+++ Source records

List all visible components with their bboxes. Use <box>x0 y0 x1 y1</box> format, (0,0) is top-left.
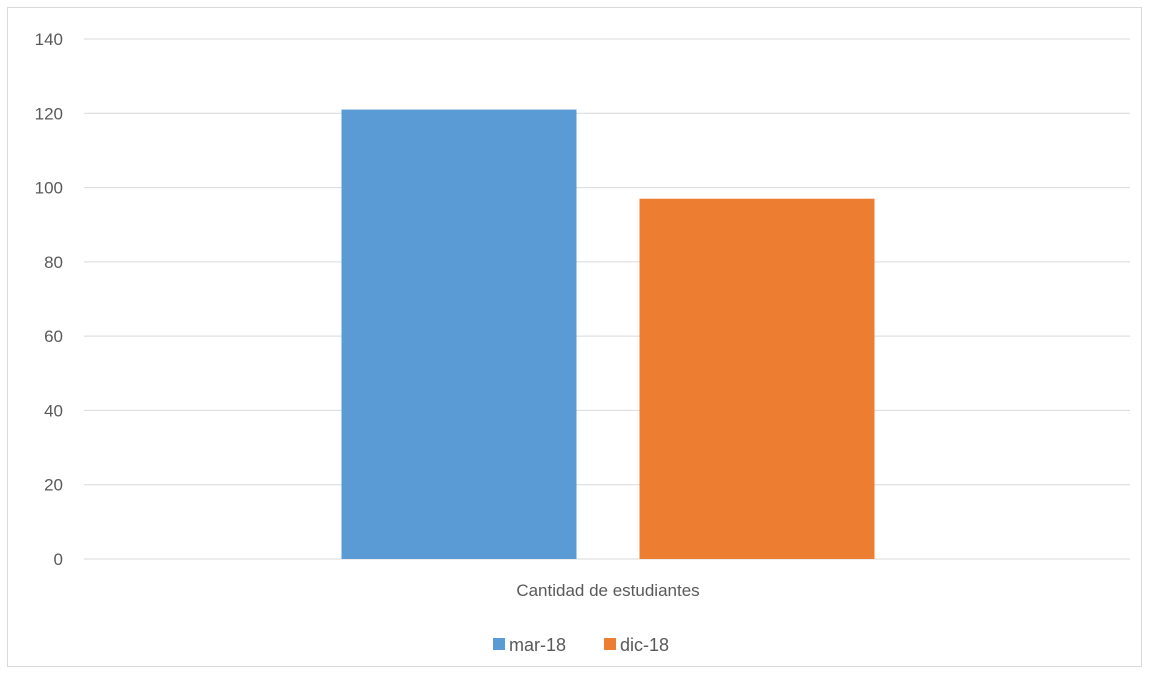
legend: mar-18 dic-18 <box>493 635 669 655</box>
y-tick-label: 20 <box>44 476 63 495</box>
y-tick-label: 100 <box>35 179 63 198</box>
y-tick-label: 120 <box>35 104 63 123</box>
y-tick-label: 60 <box>44 327 63 346</box>
x-category-label: Cantidad de estudiantes <box>516 581 699 600</box>
y-tick-label: 80 <box>44 253 63 272</box>
y-axis-tick-labels: 0 20 40 60 80 100 120 140 <box>35 30 63 569</box>
bars <box>341 109 875 560</box>
legend-label: dic-18 <box>620 635 669 655</box>
legend-swatch-mar-18 <box>493 638 505 650</box>
legend-swatch-dic-18 <box>604 638 616 650</box>
legend-label: mar-18 <box>509 635 566 655</box>
y-tick-label: 0 <box>54 550 63 569</box>
bar-mar-18 <box>341 109 577 560</box>
x-axis-category-labels: Cantidad de estudiantes <box>516 581 699 600</box>
gridlines <box>84 38 1130 560</box>
bar-dic-18 <box>639 198 875 559</box>
y-tick-label: 40 <box>44 401 63 420</box>
y-tick-label: 140 <box>35 30 63 49</box>
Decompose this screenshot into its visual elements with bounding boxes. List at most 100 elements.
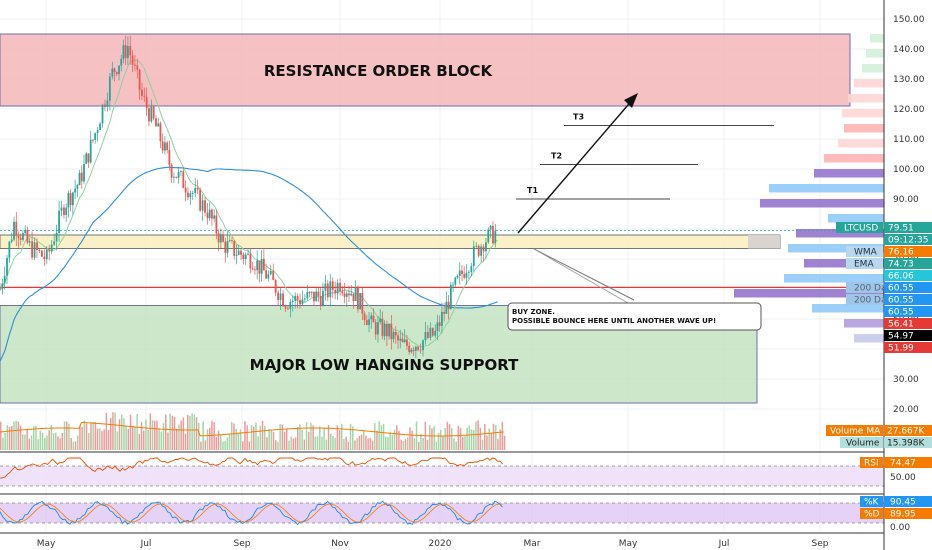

++++++

## Exercise details
Reproduce every line of the entries above without any change, leaving out the pictures.

## Task output
List all visible components with their bboxes. Use <box>x0 y0 x1 y1</box> format, (0,0) is top-left.
legend: mar-18 dic-18 <box>493 635 669 655</box>
y-tick-label: 20 <box>44 476 63 495</box>
y-tick-label: 100 <box>35 179 63 198</box>
y-tick-label: 120 <box>35 104 63 123</box>
y-tick-label: 60 <box>44 327 63 346</box>
x-category-label: Cantidad de estudiantes <box>516 581 699 600</box>
y-tick-label: 80 <box>44 253 63 272</box>
y-axis-tick-labels: 0 20 40 60 80 100 120 140 <box>35 30 63 569</box>
bars <box>341 109 875 560</box>
legend-label: dic-18 <box>620 635 669 655</box>
legend-swatch-mar-18 <box>493 638 505 650</box>
legend-swatch-dic-18 <box>604 638 616 650</box>
legend-label: mar-18 <box>509 635 566 655</box>
y-tick-label: 0 <box>54 550 63 569</box>
bar-mar-18 <box>341 109 577 560</box>
x-axis-category-labels: Cantidad de estudiantes <box>516 581 699 600</box>
gridlines <box>84 38 1130 560</box>
bar-dic-18 <box>639 198 875 559</box>
y-tick-label: 40 <box>44 401 63 420</box>
y-tick-label: 140 <box>35 30 63 49</box>
Decompose this screenshot into its visual elements with bounding boxes. List at most 100 elements.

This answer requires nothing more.